Check every line below for the string "tables", and copy the lines that contain it.

Data items:
********

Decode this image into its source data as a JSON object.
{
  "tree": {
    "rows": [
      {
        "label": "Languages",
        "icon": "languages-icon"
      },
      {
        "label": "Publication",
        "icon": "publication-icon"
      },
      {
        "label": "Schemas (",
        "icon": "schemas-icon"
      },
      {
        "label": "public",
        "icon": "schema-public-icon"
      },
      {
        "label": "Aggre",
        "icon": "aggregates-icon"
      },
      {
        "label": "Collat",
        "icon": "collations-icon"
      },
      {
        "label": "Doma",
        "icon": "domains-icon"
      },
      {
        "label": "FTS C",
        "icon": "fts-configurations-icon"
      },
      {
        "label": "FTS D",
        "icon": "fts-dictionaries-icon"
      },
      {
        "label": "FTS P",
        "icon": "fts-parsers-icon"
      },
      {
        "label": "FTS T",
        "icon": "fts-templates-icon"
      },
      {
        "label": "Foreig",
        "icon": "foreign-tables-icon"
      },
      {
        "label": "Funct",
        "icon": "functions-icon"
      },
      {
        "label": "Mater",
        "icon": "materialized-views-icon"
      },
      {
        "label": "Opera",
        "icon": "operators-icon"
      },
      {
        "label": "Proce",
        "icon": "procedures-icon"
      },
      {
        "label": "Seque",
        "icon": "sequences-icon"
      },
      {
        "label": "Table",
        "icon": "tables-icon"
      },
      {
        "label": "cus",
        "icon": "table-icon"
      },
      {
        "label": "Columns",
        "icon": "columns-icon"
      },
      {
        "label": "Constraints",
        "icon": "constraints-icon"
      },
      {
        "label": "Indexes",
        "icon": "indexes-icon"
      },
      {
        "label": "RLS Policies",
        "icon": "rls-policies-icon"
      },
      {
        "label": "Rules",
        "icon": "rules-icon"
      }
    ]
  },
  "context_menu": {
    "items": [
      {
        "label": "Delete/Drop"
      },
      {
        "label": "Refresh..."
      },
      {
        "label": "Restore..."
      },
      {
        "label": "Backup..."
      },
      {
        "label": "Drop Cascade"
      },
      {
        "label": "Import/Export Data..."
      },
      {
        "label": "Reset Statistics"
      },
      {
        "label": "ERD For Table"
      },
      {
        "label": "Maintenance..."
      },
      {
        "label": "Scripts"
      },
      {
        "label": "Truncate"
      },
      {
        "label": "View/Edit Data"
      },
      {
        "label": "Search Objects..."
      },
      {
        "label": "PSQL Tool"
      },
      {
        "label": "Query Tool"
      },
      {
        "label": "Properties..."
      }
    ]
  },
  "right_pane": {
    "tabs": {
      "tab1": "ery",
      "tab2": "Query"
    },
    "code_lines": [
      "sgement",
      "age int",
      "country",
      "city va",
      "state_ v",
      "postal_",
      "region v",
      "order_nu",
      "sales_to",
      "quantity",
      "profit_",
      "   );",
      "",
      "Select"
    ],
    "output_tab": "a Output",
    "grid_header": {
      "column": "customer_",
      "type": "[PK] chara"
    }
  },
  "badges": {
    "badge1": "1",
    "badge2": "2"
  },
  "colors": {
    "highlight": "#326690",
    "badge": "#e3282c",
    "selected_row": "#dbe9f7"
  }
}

********

Task output:
        "icon": "foreign-tables-icon"
        "icon": "tables-icon"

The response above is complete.